EXTRACTED RECORDS:
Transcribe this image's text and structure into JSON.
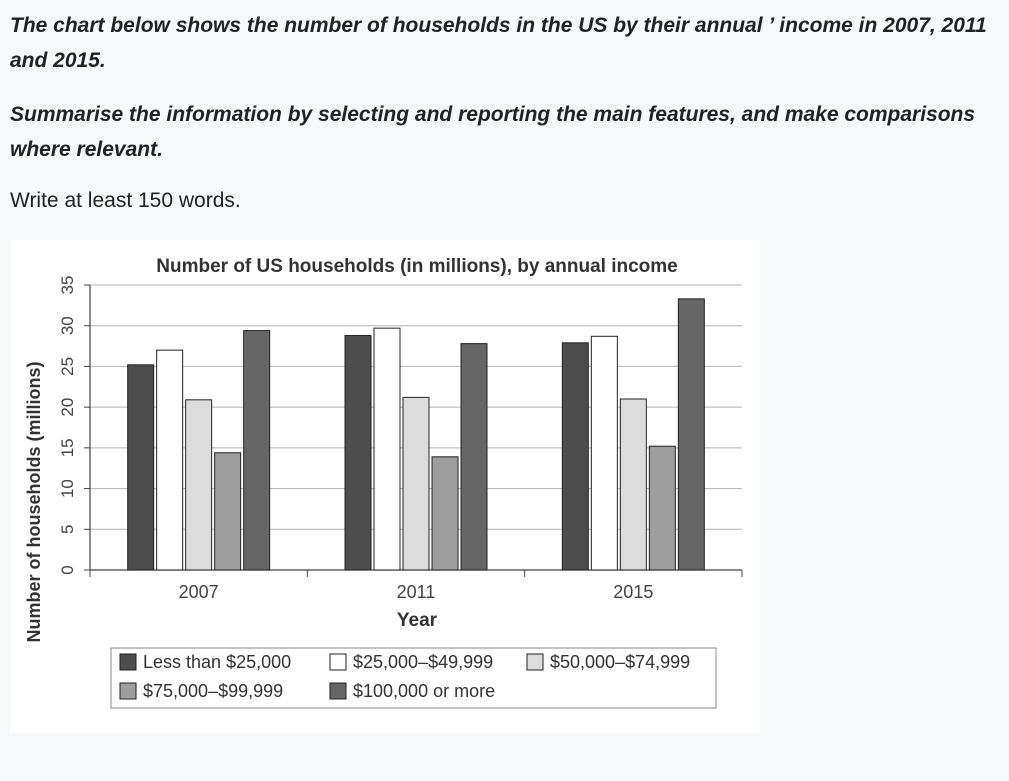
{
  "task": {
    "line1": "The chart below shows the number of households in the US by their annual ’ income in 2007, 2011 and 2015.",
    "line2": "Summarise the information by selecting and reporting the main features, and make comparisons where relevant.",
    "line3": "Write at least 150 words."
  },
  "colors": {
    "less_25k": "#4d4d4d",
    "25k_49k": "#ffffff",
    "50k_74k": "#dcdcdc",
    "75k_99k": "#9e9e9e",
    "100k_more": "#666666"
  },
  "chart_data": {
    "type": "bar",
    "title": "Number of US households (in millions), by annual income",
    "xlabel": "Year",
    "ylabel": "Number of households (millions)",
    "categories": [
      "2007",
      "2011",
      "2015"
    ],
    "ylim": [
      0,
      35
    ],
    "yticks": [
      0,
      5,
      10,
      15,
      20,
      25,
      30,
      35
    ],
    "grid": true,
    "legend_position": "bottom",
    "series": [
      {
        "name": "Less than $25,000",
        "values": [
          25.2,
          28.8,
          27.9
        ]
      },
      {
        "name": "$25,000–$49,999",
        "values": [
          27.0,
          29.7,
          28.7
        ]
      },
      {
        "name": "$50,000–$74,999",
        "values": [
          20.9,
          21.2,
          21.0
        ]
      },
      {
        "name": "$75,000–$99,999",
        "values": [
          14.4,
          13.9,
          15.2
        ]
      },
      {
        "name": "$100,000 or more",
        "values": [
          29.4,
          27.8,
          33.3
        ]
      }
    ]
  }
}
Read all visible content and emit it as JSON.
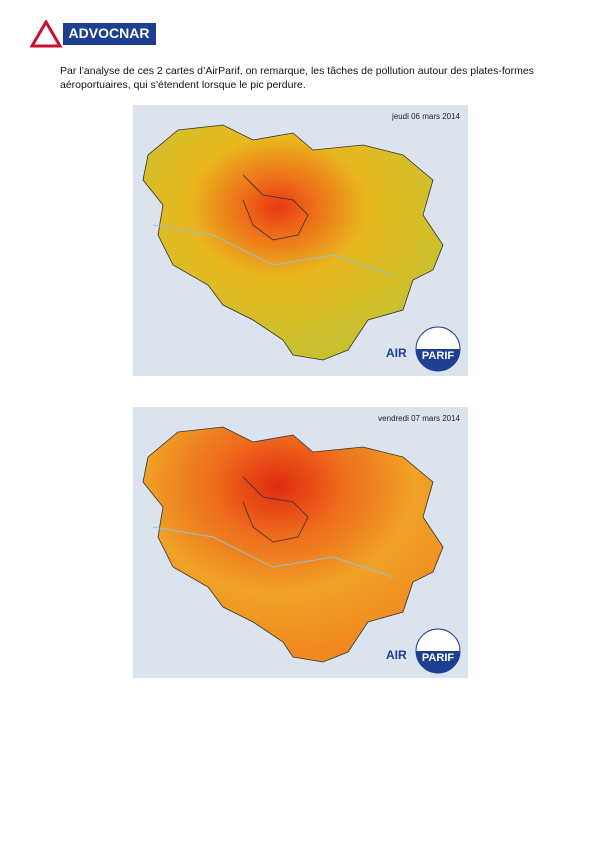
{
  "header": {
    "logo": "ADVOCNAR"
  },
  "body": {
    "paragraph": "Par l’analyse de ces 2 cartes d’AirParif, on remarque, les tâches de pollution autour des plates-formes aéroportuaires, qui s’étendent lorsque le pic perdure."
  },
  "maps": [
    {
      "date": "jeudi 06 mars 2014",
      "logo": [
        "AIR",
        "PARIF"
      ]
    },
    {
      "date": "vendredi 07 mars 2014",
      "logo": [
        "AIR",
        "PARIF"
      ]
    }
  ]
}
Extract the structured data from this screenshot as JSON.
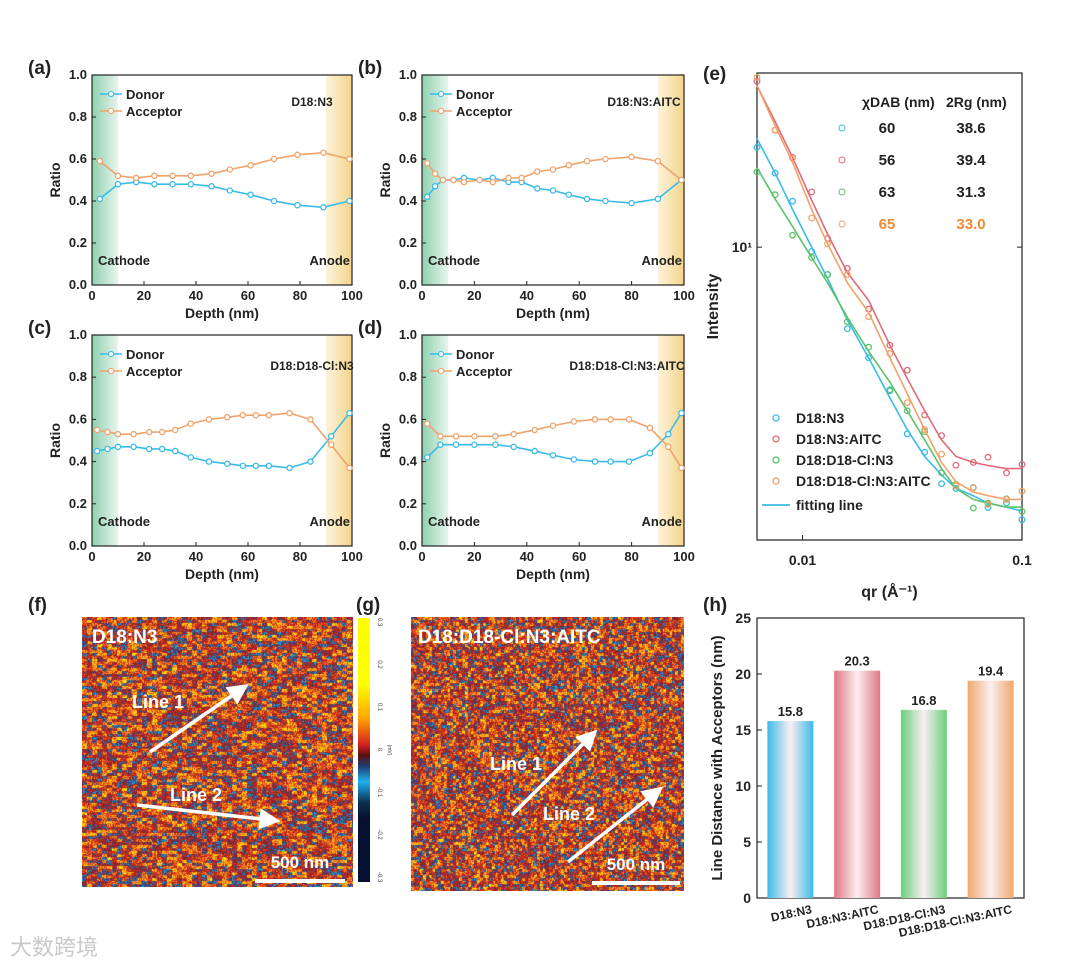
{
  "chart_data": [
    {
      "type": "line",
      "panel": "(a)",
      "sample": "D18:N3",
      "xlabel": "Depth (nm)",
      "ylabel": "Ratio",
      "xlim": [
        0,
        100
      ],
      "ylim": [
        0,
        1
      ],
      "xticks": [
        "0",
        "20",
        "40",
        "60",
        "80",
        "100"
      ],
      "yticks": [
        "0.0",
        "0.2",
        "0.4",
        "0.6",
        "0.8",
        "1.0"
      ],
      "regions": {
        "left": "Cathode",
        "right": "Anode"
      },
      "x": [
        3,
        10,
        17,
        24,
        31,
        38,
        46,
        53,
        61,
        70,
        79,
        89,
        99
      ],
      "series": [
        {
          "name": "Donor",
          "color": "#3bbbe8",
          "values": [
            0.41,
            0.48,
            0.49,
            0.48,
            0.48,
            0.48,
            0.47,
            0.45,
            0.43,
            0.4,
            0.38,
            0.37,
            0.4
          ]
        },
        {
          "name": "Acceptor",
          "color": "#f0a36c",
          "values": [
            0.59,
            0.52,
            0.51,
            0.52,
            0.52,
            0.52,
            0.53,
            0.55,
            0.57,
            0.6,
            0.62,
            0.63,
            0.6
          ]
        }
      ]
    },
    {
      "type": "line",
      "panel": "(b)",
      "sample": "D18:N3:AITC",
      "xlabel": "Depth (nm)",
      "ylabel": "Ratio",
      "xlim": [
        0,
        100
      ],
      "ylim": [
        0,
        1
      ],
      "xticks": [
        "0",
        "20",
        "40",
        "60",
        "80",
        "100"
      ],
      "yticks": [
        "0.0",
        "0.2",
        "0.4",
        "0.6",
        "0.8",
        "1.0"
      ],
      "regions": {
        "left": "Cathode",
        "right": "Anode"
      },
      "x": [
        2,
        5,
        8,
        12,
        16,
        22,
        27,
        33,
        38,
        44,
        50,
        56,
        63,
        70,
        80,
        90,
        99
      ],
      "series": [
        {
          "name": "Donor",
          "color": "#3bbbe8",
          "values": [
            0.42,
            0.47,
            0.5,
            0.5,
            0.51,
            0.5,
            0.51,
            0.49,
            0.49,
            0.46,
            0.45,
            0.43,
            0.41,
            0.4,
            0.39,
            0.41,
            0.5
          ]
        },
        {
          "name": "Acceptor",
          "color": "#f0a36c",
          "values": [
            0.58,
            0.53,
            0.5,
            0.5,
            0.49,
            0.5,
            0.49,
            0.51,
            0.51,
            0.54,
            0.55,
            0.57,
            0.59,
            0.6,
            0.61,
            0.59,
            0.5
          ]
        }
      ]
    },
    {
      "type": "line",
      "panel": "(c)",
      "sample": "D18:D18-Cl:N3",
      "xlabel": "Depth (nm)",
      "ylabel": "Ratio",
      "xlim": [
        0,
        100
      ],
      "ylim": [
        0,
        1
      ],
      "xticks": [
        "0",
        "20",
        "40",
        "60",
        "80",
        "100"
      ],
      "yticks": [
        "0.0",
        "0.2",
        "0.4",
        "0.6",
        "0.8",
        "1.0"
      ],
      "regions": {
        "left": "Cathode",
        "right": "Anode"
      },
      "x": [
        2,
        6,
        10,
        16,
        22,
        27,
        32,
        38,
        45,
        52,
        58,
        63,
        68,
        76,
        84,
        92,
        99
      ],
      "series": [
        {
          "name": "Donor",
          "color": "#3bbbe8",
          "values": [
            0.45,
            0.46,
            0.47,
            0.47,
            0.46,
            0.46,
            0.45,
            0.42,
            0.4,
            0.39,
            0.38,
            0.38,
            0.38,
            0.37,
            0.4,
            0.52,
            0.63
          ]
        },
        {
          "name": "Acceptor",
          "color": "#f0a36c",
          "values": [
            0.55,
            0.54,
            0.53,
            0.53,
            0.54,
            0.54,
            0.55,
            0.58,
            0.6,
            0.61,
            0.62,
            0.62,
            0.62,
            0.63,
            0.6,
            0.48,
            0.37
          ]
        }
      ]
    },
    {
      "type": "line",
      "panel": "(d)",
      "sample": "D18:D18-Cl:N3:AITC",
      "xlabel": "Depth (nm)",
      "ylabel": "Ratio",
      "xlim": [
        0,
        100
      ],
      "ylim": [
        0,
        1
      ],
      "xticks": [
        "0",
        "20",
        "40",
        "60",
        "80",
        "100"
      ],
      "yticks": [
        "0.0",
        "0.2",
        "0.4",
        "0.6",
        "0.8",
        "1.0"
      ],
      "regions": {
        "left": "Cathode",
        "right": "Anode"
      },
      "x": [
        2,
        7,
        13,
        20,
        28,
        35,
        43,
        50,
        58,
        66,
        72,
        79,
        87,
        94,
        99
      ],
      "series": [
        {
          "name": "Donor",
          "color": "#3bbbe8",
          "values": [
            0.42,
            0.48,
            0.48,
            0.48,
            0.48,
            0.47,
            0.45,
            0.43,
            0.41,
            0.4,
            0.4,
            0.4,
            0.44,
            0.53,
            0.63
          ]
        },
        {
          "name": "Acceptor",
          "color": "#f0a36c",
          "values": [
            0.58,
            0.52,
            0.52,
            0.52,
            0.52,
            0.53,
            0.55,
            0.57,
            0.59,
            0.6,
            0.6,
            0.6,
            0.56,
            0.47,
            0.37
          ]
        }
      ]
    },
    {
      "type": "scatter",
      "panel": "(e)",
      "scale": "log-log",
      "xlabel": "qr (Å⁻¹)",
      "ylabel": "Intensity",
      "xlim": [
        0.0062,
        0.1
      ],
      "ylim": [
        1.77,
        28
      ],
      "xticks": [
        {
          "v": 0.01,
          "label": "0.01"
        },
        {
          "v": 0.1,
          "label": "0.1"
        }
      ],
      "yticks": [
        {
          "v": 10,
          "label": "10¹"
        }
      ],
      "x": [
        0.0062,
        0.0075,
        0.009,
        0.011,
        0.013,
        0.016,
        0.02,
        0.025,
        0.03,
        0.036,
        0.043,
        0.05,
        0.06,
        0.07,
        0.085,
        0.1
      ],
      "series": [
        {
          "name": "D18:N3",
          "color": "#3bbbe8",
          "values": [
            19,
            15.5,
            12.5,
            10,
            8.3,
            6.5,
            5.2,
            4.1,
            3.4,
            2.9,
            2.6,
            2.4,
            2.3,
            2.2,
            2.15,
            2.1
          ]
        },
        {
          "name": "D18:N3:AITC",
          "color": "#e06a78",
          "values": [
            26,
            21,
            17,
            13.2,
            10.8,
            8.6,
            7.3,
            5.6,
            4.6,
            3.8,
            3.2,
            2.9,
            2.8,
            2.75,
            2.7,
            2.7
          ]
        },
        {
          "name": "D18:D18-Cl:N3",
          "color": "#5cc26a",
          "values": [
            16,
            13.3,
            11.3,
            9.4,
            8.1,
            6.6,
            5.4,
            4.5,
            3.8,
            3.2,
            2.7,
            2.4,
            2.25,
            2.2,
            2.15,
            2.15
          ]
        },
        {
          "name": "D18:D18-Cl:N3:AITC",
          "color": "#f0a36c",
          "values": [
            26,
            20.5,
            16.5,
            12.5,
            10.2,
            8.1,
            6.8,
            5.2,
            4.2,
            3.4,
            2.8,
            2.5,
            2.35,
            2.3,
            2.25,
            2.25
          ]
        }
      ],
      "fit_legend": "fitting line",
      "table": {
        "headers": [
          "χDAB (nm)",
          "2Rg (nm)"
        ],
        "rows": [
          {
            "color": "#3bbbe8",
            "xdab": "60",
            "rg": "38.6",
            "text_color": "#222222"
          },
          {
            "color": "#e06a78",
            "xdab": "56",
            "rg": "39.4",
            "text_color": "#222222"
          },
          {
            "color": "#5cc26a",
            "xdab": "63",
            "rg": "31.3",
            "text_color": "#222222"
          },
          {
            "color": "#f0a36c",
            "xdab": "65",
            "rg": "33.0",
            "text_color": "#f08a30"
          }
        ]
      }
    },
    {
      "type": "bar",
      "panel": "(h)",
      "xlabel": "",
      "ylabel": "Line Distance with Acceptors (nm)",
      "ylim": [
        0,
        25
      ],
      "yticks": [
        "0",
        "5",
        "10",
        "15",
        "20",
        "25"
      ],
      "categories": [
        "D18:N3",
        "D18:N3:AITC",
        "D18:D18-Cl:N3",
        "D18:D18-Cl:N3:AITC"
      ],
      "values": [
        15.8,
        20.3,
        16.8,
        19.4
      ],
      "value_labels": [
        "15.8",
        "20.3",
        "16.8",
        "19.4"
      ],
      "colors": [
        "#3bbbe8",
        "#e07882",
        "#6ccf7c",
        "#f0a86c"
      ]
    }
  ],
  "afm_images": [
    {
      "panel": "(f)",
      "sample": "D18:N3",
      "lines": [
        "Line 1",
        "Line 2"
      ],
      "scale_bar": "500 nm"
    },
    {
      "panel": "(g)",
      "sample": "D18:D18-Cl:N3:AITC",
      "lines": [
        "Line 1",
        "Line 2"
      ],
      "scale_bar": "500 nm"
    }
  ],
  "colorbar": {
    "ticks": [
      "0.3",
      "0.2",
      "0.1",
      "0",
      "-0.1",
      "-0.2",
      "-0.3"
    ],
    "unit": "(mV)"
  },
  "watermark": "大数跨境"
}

GIVEN EXERCISE: Extract lines where the string "households" occurs.

RESPONSE:
    "line1": "The chart below shows the number of households in the US by their annual ’ income in 2007, 2011 and 2015.",
    "title": "Number of US households (in millions), by annual income",
    "ylabel": "Number of households (millions)",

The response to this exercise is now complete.